| Short problem 1 |
Translate this sentence from the ISG press release into Spanish: "Currency negatively impacted reported revenues by $1.5 million versus the prior year."
| Short problem 2 |
According to the ISG press release, how much in new multiyear contracts did the U.S. public sector business add in the second quarter?
| Short problem 3 |
Echo the ISG press release word for word, from "STAMFORD, Conn., Aug." up to and including "seeing of late.".

| Source passage |
━━━━━━━━━━━━━━━━

STAMFORD, Conn., Aug. 5, 2019 /PRNewswire/ -- Information Services Group (ISG) (Nasdaq: III), a leading global technology research and advisory firm, today announced financial results for the second quarter and first half ended June 30, 2019.

"ISG continues to build forward momentum, with second-quarter revenues up 4 percent sequentially and EBITDA more than double that of the 2019 first quarter," said Michael P. Connors, chairman and CEO. "Our focused investments in the high-growth area of digital services, including automation, are paying off. Our revenue mix continues to grow in value, based, in part, on rising demand for our digital services, which represent approximately 45 percent of our total revenues, as well as the high market valuations for automation services we are seeing of late.

"We also are excited by the opportunity to add to our growing recurring revenue streams through the launch of ISG Network Select™, announced last week," said Connors. "This new offering allows us to offer our clients more technology options, better pricing and accelerated speed to solution to meet their next-gen networking needs – from 5G to SD-WAN – all of which is crucial to the success of their digital transformations. Beginning as early as 2020, ISG will generate sustainable recurring revenues across the entire life of our clients' networking contracts, while still driving revenue from our traditional network audit, sourcing and transformation advisory business.

"Our recurring revenue streams also will benefit beginning later this year from a considerable pickup in our U.S. public sector business, which added $9 million in new multiyear contracts in the second quarter. Overall, in the U.S., Europe and Australia, we signed new multiyear public sector agreements worth more than $13 million this quarter – a new high for ISG.

"With accelerated business momentum and a strong sales pipeline, we reaffirm our full-year revenue and adjusted EBITDA guidance," Connors said. "Our expanding digital solutions and disciplined management approach puts us in position to continue driving profitable growth and delivering value for our clients and shareholders."

Second-Quarter 2019 Results

Revenues for the second quarter were $67.3 million, compared with $71.0 million in the prior year, a decrease of 3 percent in constant currency (a non-GAAP presentation described below under "Non-GAAP Financial Measures") and 5 percent on a reported basis. Revenues were $40.2 million in the Americas (up 5 percent sequentially and down 1 percent versus the prior year on a reported basis), $22.8 million in Europe (up 3 percent sequentially; flat versus the prior year in constant currency and down 5 percent versus the prior year on a reported basis), and $4.3 million in Asia Pacific (down 2 percent sequentially; down 26 percent versus the prior year in constant currency and down 31 percent on a reported basis versus the prior year, or $1.9 million). Currency negatively impacted reported revenues by $1.5 million versus the prior year.

━━━━━━━━━━━━━━━━

| Given information |
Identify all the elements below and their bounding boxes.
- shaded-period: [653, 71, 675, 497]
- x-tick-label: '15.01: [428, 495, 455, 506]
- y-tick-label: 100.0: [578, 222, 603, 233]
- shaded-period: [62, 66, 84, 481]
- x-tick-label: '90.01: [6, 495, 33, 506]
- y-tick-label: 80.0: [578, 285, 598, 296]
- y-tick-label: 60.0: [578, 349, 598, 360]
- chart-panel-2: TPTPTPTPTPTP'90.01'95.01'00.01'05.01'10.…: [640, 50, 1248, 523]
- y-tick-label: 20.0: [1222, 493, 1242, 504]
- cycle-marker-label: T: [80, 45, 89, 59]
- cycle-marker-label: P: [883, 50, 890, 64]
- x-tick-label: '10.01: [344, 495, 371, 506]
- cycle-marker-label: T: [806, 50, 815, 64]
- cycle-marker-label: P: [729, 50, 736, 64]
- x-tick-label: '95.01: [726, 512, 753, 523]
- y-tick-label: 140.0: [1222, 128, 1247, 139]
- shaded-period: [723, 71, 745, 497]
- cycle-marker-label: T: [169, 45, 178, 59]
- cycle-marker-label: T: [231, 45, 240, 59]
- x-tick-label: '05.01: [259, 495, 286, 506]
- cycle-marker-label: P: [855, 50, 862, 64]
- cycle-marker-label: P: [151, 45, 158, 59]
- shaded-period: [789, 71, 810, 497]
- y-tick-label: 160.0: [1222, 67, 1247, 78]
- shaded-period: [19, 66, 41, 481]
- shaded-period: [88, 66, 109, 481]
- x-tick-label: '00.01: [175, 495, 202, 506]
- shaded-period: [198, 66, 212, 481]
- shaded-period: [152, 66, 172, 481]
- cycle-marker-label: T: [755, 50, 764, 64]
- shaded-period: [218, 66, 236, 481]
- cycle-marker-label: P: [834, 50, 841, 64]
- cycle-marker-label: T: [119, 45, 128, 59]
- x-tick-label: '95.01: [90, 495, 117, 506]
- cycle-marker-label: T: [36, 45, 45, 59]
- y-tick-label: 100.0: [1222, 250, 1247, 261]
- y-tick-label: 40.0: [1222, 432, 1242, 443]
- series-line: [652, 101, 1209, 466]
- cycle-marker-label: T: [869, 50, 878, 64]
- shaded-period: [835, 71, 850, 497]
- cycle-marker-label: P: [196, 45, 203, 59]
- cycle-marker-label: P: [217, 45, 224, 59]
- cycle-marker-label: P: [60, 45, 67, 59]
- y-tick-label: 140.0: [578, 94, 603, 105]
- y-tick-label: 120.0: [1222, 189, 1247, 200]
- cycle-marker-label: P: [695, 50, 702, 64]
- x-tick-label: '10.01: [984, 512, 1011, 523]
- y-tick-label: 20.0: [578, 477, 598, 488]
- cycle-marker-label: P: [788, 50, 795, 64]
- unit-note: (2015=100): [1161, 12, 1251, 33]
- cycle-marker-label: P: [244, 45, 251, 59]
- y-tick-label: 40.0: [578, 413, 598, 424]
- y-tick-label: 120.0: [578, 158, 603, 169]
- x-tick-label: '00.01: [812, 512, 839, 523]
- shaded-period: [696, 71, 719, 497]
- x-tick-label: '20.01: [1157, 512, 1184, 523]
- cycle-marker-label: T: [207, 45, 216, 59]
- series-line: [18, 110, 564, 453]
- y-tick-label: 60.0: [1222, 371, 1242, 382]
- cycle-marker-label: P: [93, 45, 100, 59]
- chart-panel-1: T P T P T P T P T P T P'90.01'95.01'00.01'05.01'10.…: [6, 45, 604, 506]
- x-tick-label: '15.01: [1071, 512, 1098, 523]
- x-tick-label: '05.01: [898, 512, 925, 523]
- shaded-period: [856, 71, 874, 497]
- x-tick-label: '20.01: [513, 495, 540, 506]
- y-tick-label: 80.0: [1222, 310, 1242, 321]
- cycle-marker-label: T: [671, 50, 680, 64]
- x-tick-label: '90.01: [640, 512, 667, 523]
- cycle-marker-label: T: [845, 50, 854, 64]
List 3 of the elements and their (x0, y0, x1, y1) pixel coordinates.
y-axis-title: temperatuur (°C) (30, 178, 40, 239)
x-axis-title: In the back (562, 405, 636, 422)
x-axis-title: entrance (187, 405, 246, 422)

━━━━━━━━━━━━━━━━

| Written answer 1 |
La divisa afectó negativamente los ingresos reportados en 1,5 millones de dólares en comparación con el año anterior.

| Written answer 2 |
$9 million.

| Written answer 3 |
STAMFORD, Conn., Aug. 5, 2019 /PRNewswire/ -- Information Services Group (ISG) (Nasdaq: III), a leading global technology research and advisory firm, today announced financial results for the second quarter and first half ended June 30, 2019.

"ISG continues to build forward momentum, with second-quarter revenues up 4 percent sequentially and EBITDA more than double that of the 2019 first quarter," said Michael P. Connors, chairman and CEO. "Our focused investments in the high-growth area of digital services, including automation, are paying off. Our revenue mix continues to grow in value, based, in part, on rising demand for our digital services, which represent approximately 45 percent of our total revenues, as well as the high market valuations for automation services we are seeing of late.